▶ _Data shown_:
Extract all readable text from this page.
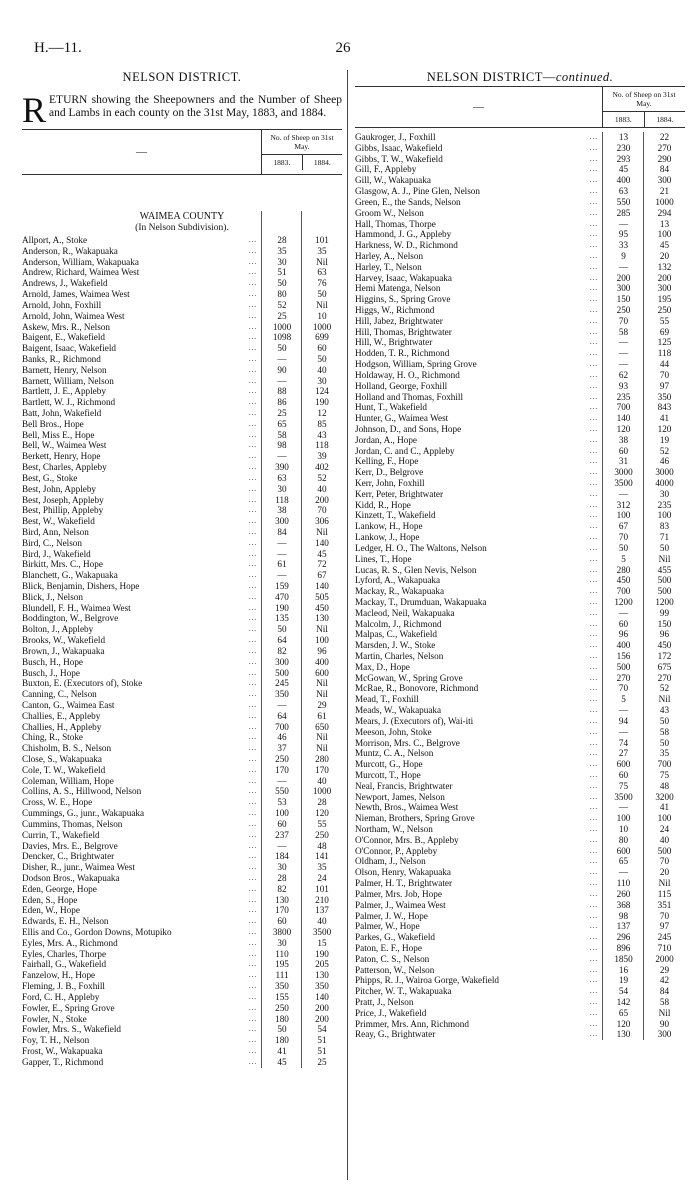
H.—11.	26
NELSON DISTRICT.

RETURN showing the Sheepowners and the Number of Sheep and Lambs in each county on the 31st May, 1883, and 1884.

—
No. of Sheep on 31st May.
1883.	1884.
WAIMEA COUNTY
(In Nelson Subdivision).
Allport, A., Stoke	...	28	101
Anderson, R., Wakapuaka	...	35	35
Anderson, William, Wakapuaka	...	30	Nil
Andrew, Richard, Waimea West	...	51	63
Andrews, J., Wakefield	...	50	76
Arnold, James, Waimea West	...	80	50
Arnold, John, Foxhill	...	52	Nil
Arnold, John, Waimea West	...	25	10
Askew, Mrs. R., Nelson	...	1000	1000
Baigent, E., Wakefield	...	1098	699
Baigent, Isaac, Wakefield	...	50	60
Banks, R., Richmond	...	—	50
Barnett, Henry, Nelson	...	90	40
Barnett, William, Nelson	...	—	30
Bartlett, J. E., Appleby	...	88	124
Bartlett, W. J., Richmond	...	86	190
Batt, John, Wakefield	...	25	12
Bell Bros., Hope	...	65	85
Bell, Miss E., Hope	...	58	43
Bell, W., Waimea West	...	98	118
Berkett, Henry, Hope	...	—	39
Best, Charles, Appleby	...	390	402
Best, G., Stoke	...	63	52
Best, John, Appleby	...	30	40
Best, Joseph, Appleby	...	118	200
Best, Phillip, Appleby	...	38	70
Best, W., Wakefield	...	300	306
Bird, Ann, Nelson	...	84	Nil
Bird, C., Nelson	...	—	140
Bird, J., Wakefield	...	—	45
Birkitt, Mrs. C., Hope	...	61	72
Blanchett, G., Wakapuaka	...	—	67
Blick, Benjamin, Dishers, Hope	...	159	140
Blick, J., Nelson	...	470	505
Blundell, F. H., Waimea West	...	190	450
Boddington, W., Belgrove	...	135	130
Bolton, J., Appleby	...	50	Nil
Brooks, W., Wakefield	...	64	100
Brown, J., Wakapuaka	...	82	96
Busch, H., Hope	...	300	400
Busch, J., Hope	...	500	600
Buxton, E. (Executors of), Stoke	...	245	Nil
Canning, C., Nelson	...	350	Nil
Canton, G., Waimea East	...	—	29
Challies, E., Appleby	...	64	61
Challies, H., Appleby	...	700	650
Ching, R., Stoke	...	46	Nil
Chisholm, B. S., Nelson	...	37	Nil
Close, S., Wakapuaka	...	250	280
Cole, T. W., Wakefield	...	170	170
Coleman, William, Hope	...	—	40
Collins, A. S., Hillwood, Nelson	...	550	1000
Cross, W. E., Hope	...	53	28
Cummings, G., junr., Wakapuaka	...	100	120
Cummins, Thomas, Nelson	...	60	55
Currin, T., Wakefield	...	237	250
Davies, Mrs. E., Belgrove	...	—	48
Dencker, C., Brightwater	...	184	141
Disher, R., junr., Waimea West	...	30	35
Dodson Bros., Wakapuaka	...	28	24
Eden, George, Hope	...	82	101
Eden, S., Hope	...	130	210
Eden, W., Hope	...	170	137
Edwards, E. H., Nelson	...	60	40
Ellis and Co., Gordon Downs, Motupiko	...	3800	3500
Eyles, Mrs. A., Richmond	...	30	15
Eyles, Charles, Thorpe	...	110	190
Fairhall, G., Wakefield	...	195	205
Fanzelow, H., Hope	...	111	130
Fleming, J. B., Foxhill	...	350	350
Ford, C. H., Appleby	...	155	140
Fowler, E., Spring Grove	...	250	200
Fowler, N., Stoke	...	180	200
Fowler, Mrs. S., Wakefield	...	50	54
Foy, T. H., Nelson	...	180	51
Frost, W., Wakapuaka	...	41	51
Gapper, T., Richmond	...	45	25
NELSON DISTRICT—continued.
—
No. of Sheep on 31st May.
1883.	1884.
Gaukroger, J., Foxhill	...	13	22
Gibbs, Isaac, Wakefield	...	230	270
Gibbs, T. W., Wakefield	...	293	290
Gill, F., Appleby	...	45	84
Gill, W., Wakapuaka	...	400	300
Glasgow, A. J., Pine Glen, Nelson	...	63	21
Green, E., the Sands, Nelson	...	550	1000
Groom W., Nelson	...	285	294
Hall, Thomas, Thorpe	...	—	13
Hammond, J. G., Appleby	...	95	100
Harkness, W. D., Richmond	...	33	45
Harley, A., Nelson	...	9	20
Harley, T., Nelson	...	—	132
Harvey, Isaac, Wakapuaka	...	200	200
Hemi Matenga, Nelson	...	300	300
Higgins, S., Spring Grove	...	150	195
Higgs, W., Richmond	...	250	250
Hill, Jabez, Brightwater	...	70	55
Hill, Thomas, Brightwater	...	58	69
Hill, W., Brightwater	...	—	125
Hodden, T. R., Richmond	...	—	118
Hodgson, William, Spring Grove	...	—	44
Holdaway, H. O., Richmond	...	62	70
Holland, George, Foxhill	...	93	97
Holland and Thomas, Foxhill	...	235	350
Hunt, T., Wakefield	...	700	843
Hunter, G., Waimea West	...	140	41
Johnson, D., and Sons, Hope	...	120	120
Jordan, A., Hope	...	38	19
Jordan, C. and C., Appleby	...	60	52
Kelling, F., Hope	...	31	46
Kerr, D., Belgrove	...	3000	3000
Kerr, John, Foxhill	...	3500	4000
Kerr, Peter, Brightwater	...	—	30
Kidd, R., Hope	...	312	235
Kinzett, T., Wakefield	...	100	100
Lankow, H., Hope	...	67	83
Lankow, J., Hope	...	70	71
Ledger, H. O., The Waltons, Nelson	...	50	50
Lines, T., Hope	...	5	Nil
Lucas, R. S., Glen Nevis, Nelson	...	280	455
Lyford, A., Wakapuaka	...	450	500
Mackay, R., Wakapuaka	...	700	500
Mackay, T., Drumduan, Wakapuaka	...	1200	1200
Macleod, Neil, Wakapuaka	...	—	99
Malcolm, J., Richmond	...	60	150
Malpas, C., Wakefield	...	96	96
Marsden, J. W., Stoke	...	400	450
Martin, Charles, Nelson	...	156	172
Max, D., Hope	...	500	675
McGowan, W., Spring Grove	...	270	270
McRae, R., Bonovore, Richmond	...	70	52
Mead, T., Foxhill	...	5	Nil
Meads, W., Wakapuaka	...	—	43
Mears, J. (Executors of), Wai-iti	...	94	50
Meeson, John, Stoke	...	—	58
Morrison, Mrs. C., Belgrove	...	74	50
Muntz, C. A., Nelson	...	27	35
Murcott, G., Hope	...	600	700
Murcott, T., Hope	...	60	75
Neal, Francis, Brightwater	...	75	48
Newport, James, Nelson	...	3500	3200
Newth, Bros., Waimea West	...	—	41
Nieman, Brothers, Spring Grove	...	100	100
Northam, W., Nelson	...	10	24
O'Connor, Mrs. B., Appleby	...	80	40
O'Connor, P., Appleby	...	600	500
Oldham, J., Nelson	...	65	70
Olson, Henry, Wakapuaka	...	—	20
Palmer, H. T., Brightwater	...	110	Nil
Palmer, Mrs. Job, Hope	...	260	115
Palmer, J., Waimea West	...	368	351
Palmer, J. W., Hope	...	98	70
Palmer, W., Hope	...	137	97
Parkes, G., Wakefield	...	296	245
Paton, E. F., Hope	...	896	710
Paton, C. S., Nelson	...	1850	2000
Patterson, W., Nelson	...	16	29
Phipps, R. J., Wairoa Gorge, Wakefield	...	19	42
Pitcher, W. T., Wakapuaka	...	54	84
Pratt, J., Nelson	...	142	58
Price, J., Wakefield	...	65	Nil
Primmer, Mrs. Ann, Richmond	...	120	90
Reay, G., Brightwater	...	130	300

▶ _Stated goal_:
Search the entries for the word "Bird" and gather every line where it appears.

▶ _Response to this exercise_:
Bird, Ann, Nelson	...	84	Nil
Bird, C., Nelson	...	—	140
Bird, J., Wakefield	...	—	45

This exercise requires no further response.